New Walk Museum

New Walk Museum
Established 1849 (1849)
Location Leicester, United Kingdom
Coordinates 52°37′44″N 1°07′40″W / 52.628954°N 1.127765°W / 52.628954; -1.127765
Curator Mark Evans
Website New Walk Museum and Art Gallery

The New Walk Museum and Art Gallery is a museum on New Walk in Leicester, England, not far from the city centre.[1] It opened in 1849 as one of the first public museums in the United Kingdom[2] New Walk contains displays of both science and art, international and local. The original building was designed by Joseph Hansom, designer of the hansom cab.[3] It has been expanded several times, most recently in 2011.

Major exhibits

Permanent exhibits include dinosaurs, an Egyptian area, minerals of Leicestershire, the first Charnia fossil identified nearby, and a wildspace area featuring stuffed animals from around the world.

Dinosaurs and fossils

The "Barrow Kipper", a plesiosaur skeleton excavated at Barrow upon Soar

New Walk Museum has a significant collection of extinct lifeforms. Two dinosaur skeletons are permanently on display — a cetiosaur found in Rutland, and a plesiosaur from Barrow upon Soar.[1]

The Rutland Dinosaur, affectionately nicknamed George, is a specimen of Cetiosaurus oxoniensis. The fifteen-meter dinosaur, which is among the most complete sauropod skeletons in the world, was discovered in June 1968, in the Williamson Cliffe quarry near Little Casterton and Great Casterton. The skeletal remains have been in the museum since 1975; the majority of the bones in the display are replicas of the originals, which are too fragile to be used.[4][5] The Rutland Dinosaur featured on an episode of Blue Peter, and was opened by Blue Peter's Janet Ellis in 1985.

The Barrow Kipper, named after the flattened fish, is a skeleton of an unidentified plesiosaur discovered in Barrow upon Soar in 1851. Originally classified as Plesiosaurus macrocephalus, it was later reclassified as Rhomaleosaurus megacephalus. However, according to Adam Smith and Gareth Dyke (2008), the fossil is actually of another, unnamed genus.[6]

In September 2011, the museum expanded its Dinosaur Gallery, reorganizing fossils, adding a new room, and modifying the gallery itself. The new Dinosaur Gallery, which predominantly features extinct marine reptiles, was opened by David Attenborough.[7][1] The "star attractions" of the new gallery include the aforementioned Rutland cetiosaur, Charnia and plesiosaur fossils, as well as a Leedsichthys fossil and a piece of the Barwell Meteorite.

PROBLEMS AND TASKS:
1 - Answer these from the New Walk Museum text:
(a) Who designed the museum's original building?
(b) In what month and year was the Rutland Dinosaur discovered?
(c) Who opened the new Dinosaur Gallery in 2011?
2 - In the New Walk Museum text, rewrite the passage from "Location Leicester, United" to "recently in 2011.", changing "city centre" to "town centre".

COLLECTED DATA:

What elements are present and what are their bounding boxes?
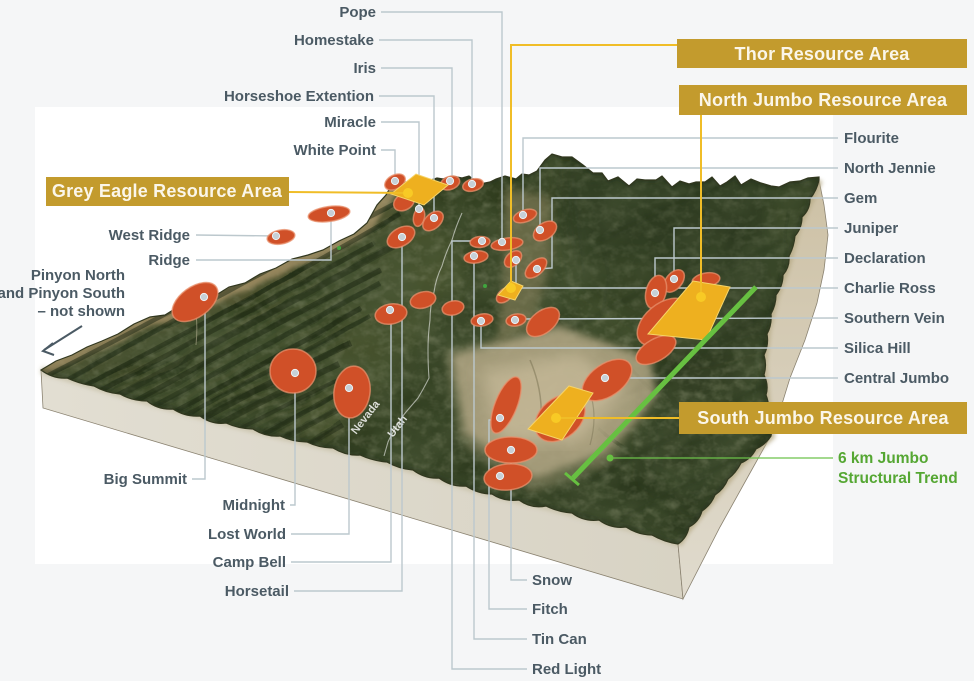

PER-TASK ANSWERS:
1 -
(a) Joseph Hansom
(b) June 1968
(c) David Attenborough

2 -
Location Leicester, United Kingdom
Coordinates 52°37′44″N 1°07′40″W / 52.628954°N 1.127765°W / 52.628954; -1.127765
Curator Mark Evans
Website New Walk Museum and Art Gallery

The New Walk Museum and Art Gallery is a museum on New Walk in Leicester, England, not far from the town centre.[1] It opened in 1849 as one of the first public museums in the United Kingdom[2] New Walk contains displays of both science and art, international and local. The original building was designed by Joseph Hansom, designer of the hansom cab.[3] It has been expanded several times, most recently in 2011.